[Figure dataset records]

** start **

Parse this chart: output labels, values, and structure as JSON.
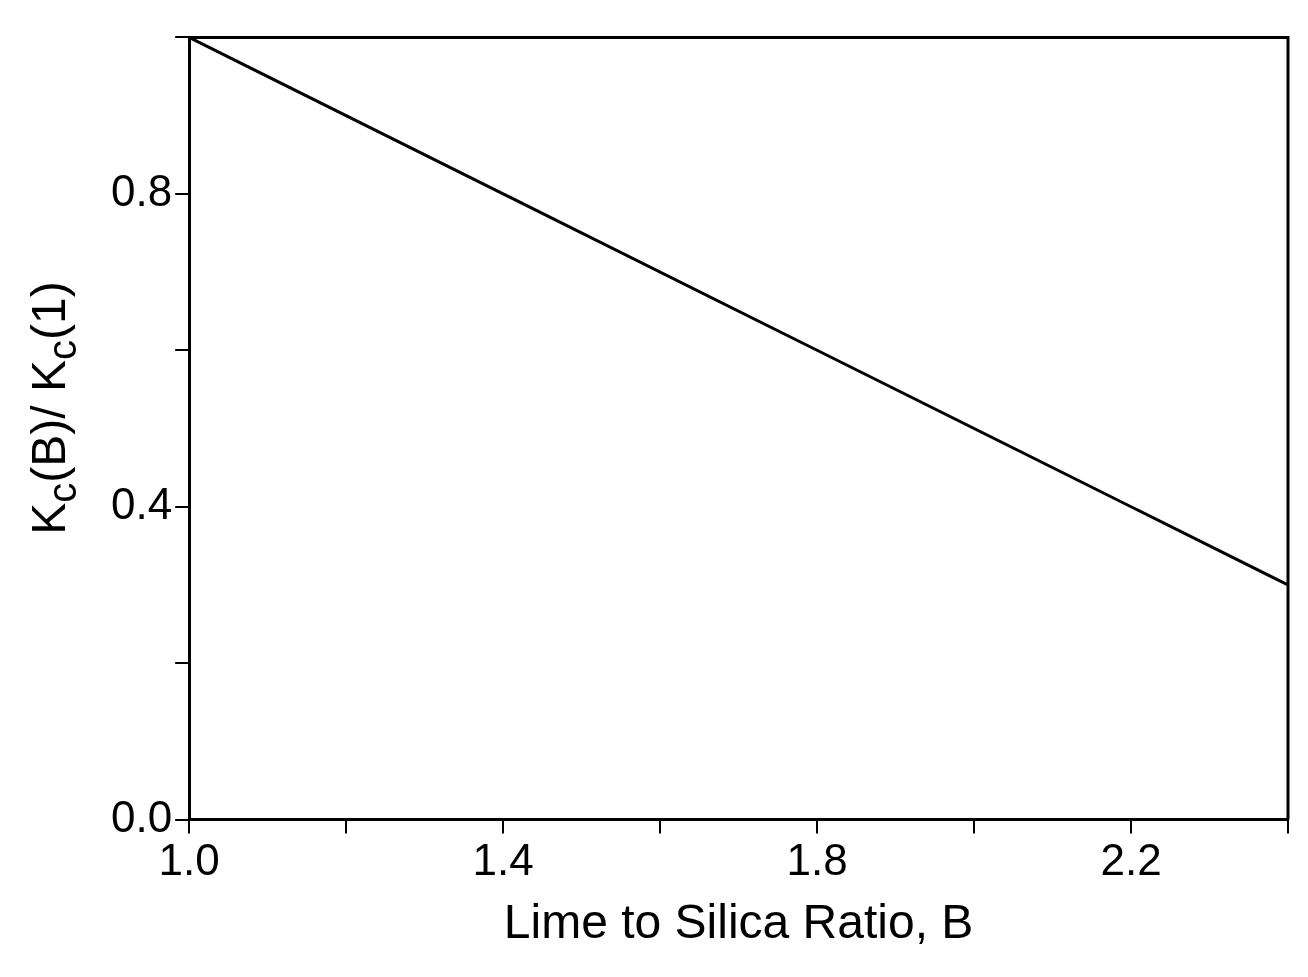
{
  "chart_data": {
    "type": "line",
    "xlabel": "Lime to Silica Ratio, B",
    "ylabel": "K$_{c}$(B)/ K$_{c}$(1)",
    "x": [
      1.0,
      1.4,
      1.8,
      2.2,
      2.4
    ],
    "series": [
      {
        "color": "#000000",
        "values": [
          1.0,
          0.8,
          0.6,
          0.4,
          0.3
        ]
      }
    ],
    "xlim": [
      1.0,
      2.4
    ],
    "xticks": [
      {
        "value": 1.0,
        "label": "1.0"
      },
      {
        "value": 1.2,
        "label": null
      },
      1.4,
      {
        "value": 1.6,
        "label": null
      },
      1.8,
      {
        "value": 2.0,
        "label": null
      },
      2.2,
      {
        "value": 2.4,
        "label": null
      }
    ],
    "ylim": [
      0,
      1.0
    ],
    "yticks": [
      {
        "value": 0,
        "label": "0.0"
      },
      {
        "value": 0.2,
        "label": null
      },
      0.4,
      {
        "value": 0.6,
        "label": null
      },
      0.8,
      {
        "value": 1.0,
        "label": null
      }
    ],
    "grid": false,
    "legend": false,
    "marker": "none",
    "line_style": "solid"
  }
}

** end **

▸ Exercise instructions
What you return should match the records above word for word, minus the pictures.

▸ Exercise output
Parse this chart: output labels, values, and structure as JSON.
{
  "chart_data": {
    "type": "line",
    "xlabel": "Lime to Silica Ratio, B",
    "ylabel": "K$_{c}$(B)/ K$_{c}$(1)",
    "x": [
      1.0,
      1.4,
      1.8,
      2.2,
      2.4
    ],
    "series": [
      {
        "color": "#000000",
        "values": [
          1.0,
          0.8,
          0.6,
          0.4,
          0.3
        ]
      }
    ],
    "xlim": [
      1.0,
      2.4
    ],
    "xticks": [
      {
        "value": 1.0,
        "label": "1.0"
      },
      {
        "value": 1.2,
        "label": null
      },
      1.4,
      {
        "value": 1.6,
        "label": null
      },
      1.8,
      {
        "value": 2.0,
        "label": null
      },
      2.2,
      {
        "value": 2.4,
        "label": null
      }
    ],
    "ylim": [
      0,
      1.0
    ],
    "yticks": [
      {
        "value": 0,
        "label": "0.0"
      },
      {
        "value": 0.2,
        "label": null
      },
      0.4,
      {
        "value": 0.6,
        "label": null
      },
      0.8,
      {
        "value": 1.0,
        "label": null
      }
    ],
    "grid": false,
    "legend": false,
    "marker": "none",
    "line_style": "solid"
  }
}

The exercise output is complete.